==== Reading passage

Playing with Numbers

16.1. INTRODUCTION
Dealing with numbers has been quite interesting. There are many tricks and puzzles of numbers that we may like to solve. In this Chapter, by using algebra, we shall learn how such tricks and puzzles can be scientifically worked out.
16.2. NUMBERS IN GENERALISED FORM
We have learned to write a number in the expanded form. For example, we can write.
76 as 70 + 6 = 10 × tens digit + one digit
213 as 200 + 10 + 3 = 100 × hundreds digit + 10 × tens digit + ones digit
2498 as 2000 + 400 + 90 + 8 = 1000 × thousands digit + 100 × hundreds digit + 10 × tens digit + ones digit Thus,
A 2-digit number whose tens digits is ‘a’ and ones digit is ‘b’ can be written as 10a + b, where a($\ne$ 0) and b are whole numbers from 0 to 9.
Similarly, we can write a 3-digit or a 4-digit number as follows
1. A 3-digit number with hundreds digit ‘a’; tens digit ‘b’ and ones digit ‘c’ is written as 100a + 10b + c, where a$\ne$0 (in short, as abc)
2. A 4-digit number with thousands digit ‘a’; hundreds digit ‘b’, tens digit ‘c’ and ones digit ‘d’ is written as 1000a + 100b + 10c + d (in short, as abcd).
Example 1 : What is the general form of the following numbers ?

========
==== Dataset extract

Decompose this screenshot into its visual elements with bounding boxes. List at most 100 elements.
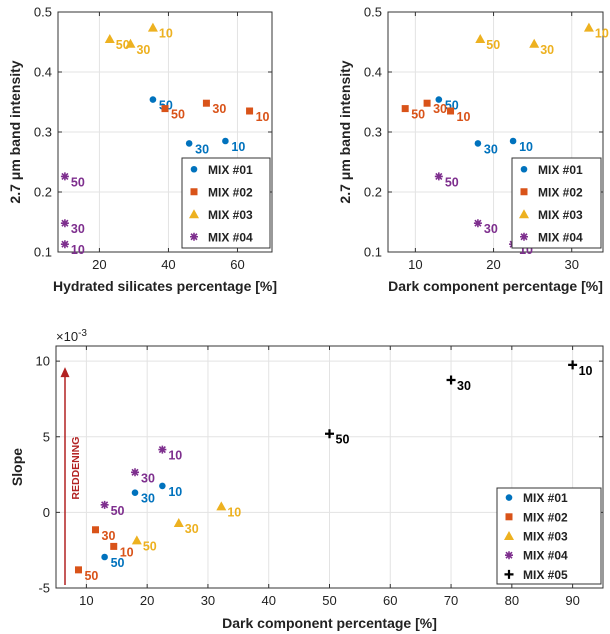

========

Challenge 1 ▸
In the passage on numbers in generalized form, how is a 3-digit number with hundreds digit a, tens digit b and ones digit c written?
Challenge 2 ▸
Extend the passage on numbers in generalized form, picking up after its final line.

Written reply 1 ▸
As 100a + 10b + c, where a ≠ 0 (in short, as abc).

Written reply 2 ▸
(a) 375
(b) 901
(c) ps
(d) 5z7
Solution : (a) General form of 375 = 300 + 70 + 5 = 100 × 3 + 10 × 7 + 5
(b) General form of 901 = 900 + 0 + 1 = 100 × 9 + 10 × 0 + 1
(c) General form of ps = 10 × p + s = 10p + s
(d) General form of 5z7 = 500 + 10z + 7 = 100 × 5 + 10 × z + 7
Example 2 : Write the following expressions in their usual form.
1. 100 × x + 10 × z+ r
2. 100 × 7 + 10 × 2 + 0
Solution : (a) Usual form of 100 × x + 10 × z + r = 100x + 10z + r = xzr
(b) Usual form of 100 × 7 + 10 × 2 + 0 = 700 + 20 + 0 = 720
16.3. GAMES WITH NUMBERS
Let us enjoy some games with numbers.
1. Reversing the digits – 2-digit number
Property 1 :

Think of any 2-digit number, say : 47
Reverse its two digits and get a new number : 74
Add the two numbers : 47 + 74, i.e., 121
Divide the sum by 11 : 121 $÷$ 11, i.e., 11
How does it work ?
Let the 2-digit number be ab.
Then, ab + ba = (10a + b) + (10b + a)
= 11a + 11b = 11(a + b)
$\Rightarrow$ (ab + ba) $÷$ 11 = 11(a + b) $÷$ 11 = a + b.
Property 2 :

Think of any 2-digit number say : 38
Reverse its two digits and get a new number : 83
Subtract the smaller number from the greater : 83 – 38, i.e., 45
Divide the difference by 9 : 45 $÷$ 9, i.e., 5
How does it work ?
Let the 2-digit number be ab.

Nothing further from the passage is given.